◆ **Instructions for the task**
From the entries below, list each line with "this".

##########

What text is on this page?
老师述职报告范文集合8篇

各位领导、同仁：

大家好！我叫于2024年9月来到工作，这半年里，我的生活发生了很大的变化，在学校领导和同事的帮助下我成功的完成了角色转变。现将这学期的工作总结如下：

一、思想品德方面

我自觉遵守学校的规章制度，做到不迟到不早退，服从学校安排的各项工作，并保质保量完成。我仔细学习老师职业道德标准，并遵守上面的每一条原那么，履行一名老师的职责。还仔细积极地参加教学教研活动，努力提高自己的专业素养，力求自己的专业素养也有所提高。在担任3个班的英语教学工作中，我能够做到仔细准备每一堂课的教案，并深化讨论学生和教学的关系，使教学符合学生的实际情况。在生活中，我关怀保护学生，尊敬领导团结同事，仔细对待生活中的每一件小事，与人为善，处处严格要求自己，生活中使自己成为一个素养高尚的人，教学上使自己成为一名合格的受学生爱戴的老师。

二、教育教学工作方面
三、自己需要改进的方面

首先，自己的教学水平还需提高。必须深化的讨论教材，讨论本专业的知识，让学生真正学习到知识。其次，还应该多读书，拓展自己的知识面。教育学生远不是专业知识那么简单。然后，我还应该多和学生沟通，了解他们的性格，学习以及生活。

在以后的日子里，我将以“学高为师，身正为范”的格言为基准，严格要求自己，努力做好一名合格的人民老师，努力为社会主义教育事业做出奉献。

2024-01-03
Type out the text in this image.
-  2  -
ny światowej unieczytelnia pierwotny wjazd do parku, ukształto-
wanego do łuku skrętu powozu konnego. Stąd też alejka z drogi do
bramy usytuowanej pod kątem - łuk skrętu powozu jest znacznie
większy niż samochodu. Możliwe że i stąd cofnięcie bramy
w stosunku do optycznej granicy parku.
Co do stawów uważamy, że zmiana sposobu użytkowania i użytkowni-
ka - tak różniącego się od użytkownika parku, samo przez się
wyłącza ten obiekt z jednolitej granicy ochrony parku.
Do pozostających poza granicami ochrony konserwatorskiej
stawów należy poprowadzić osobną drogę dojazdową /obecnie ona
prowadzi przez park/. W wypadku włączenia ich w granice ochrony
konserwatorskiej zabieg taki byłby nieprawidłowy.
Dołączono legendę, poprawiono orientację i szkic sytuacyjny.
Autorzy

##########

◆ **Response to the exercise**
What text is on this page?
Type out the text in this image.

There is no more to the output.